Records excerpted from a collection

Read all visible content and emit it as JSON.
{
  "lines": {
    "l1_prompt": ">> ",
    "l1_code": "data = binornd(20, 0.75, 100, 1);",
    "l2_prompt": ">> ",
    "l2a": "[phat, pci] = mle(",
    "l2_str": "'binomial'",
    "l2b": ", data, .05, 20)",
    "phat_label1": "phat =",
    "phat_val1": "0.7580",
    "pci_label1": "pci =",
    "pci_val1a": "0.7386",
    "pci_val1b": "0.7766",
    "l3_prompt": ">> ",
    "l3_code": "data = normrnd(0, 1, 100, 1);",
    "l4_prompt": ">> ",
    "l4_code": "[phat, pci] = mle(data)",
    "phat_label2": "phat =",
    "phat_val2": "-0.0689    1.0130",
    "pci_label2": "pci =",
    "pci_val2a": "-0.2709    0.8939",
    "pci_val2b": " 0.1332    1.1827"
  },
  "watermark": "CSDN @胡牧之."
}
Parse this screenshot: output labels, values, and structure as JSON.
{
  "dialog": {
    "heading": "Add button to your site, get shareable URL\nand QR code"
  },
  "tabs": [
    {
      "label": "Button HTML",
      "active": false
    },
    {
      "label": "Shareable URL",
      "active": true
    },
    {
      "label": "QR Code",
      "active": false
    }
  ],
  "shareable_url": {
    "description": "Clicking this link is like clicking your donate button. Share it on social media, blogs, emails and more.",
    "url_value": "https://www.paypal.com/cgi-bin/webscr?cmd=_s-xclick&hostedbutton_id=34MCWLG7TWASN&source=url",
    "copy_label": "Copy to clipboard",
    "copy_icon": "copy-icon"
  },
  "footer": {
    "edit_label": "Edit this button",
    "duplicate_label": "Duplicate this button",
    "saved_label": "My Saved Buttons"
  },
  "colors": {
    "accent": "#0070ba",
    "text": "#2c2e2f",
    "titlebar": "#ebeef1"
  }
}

*The problem*.
Reproduce the entries above in full, verbatim.

*Answer to this task*.
Read all visible content and emit it as JSON.
{
  "lines": {
    "l1_prompt": ">> ",
    "l1_code": "data = binornd(20, 0.75, 100, 1);",
    "l2_prompt": ">> ",
    "l2a": "[phat, pci] = mle(",
    "l2_str": "'binomial'",
    "l2b": ", data, .05, 20)",
    "phat_label1": "phat =",
    "phat_val1": "0.7580",
    "pci_label1": "pci =",
    "pci_val1a": "0.7386",
    "pci_val1b": "0.7766",
    "l3_prompt": ">> ",
    "l3_code": "data = normrnd(0, 1, 100, 1);",
    "l4_prompt": ">> ",
    "l4_code": "[phat, pci] = mle(data)",
    "phat_label2": "phat =",
    "phat_val2": "-0.0689    1.0130",
    "pci_label2": "pci =",
    "pci_val2a": "-0.2709    0.8939",
    "pci_val2b": " 0.1332    1.1827"
  },
  "watermark": "CSDN @胡牧之."
}
Parse this screenshot: output labels, values, and structure as JSON.
{
  "dialog": {
    "heading": "Add button to your site, get shareable URL\nand QR code"
  },
  "tabs": [
    {
      "label": "Button HTML",
      "active": false
    },
    {
      "label": "Shareable URL",
      "active": true
    },
    {
      "label": "QR Code",
      "active": false
    }
  ],
  "shareable_url": {
    "description": "Clicking this link is like clicking your donate button. Share it on social media, blogs, emails and more.",
    "url_value": "https://www.paypal.com/cgi-bin/webscr?cmd=_s-xclick&hostedbutton_id=34MCWLG7TWASN&source=url",
    "copy_label": "Copy to clipboard",
    "copy_icon": "copy-icon"
  },
  "footer": {
    "edit_label": "Edit this button",
    "duplicate_label": "Duplicate this button",
    "saved_label": "My Saved Buttons"
  },
  "colors": {
    "accent": "#0070ba",
    "text": "#2c2e2f",
    "titlebar": "#ebeef1"
  }
}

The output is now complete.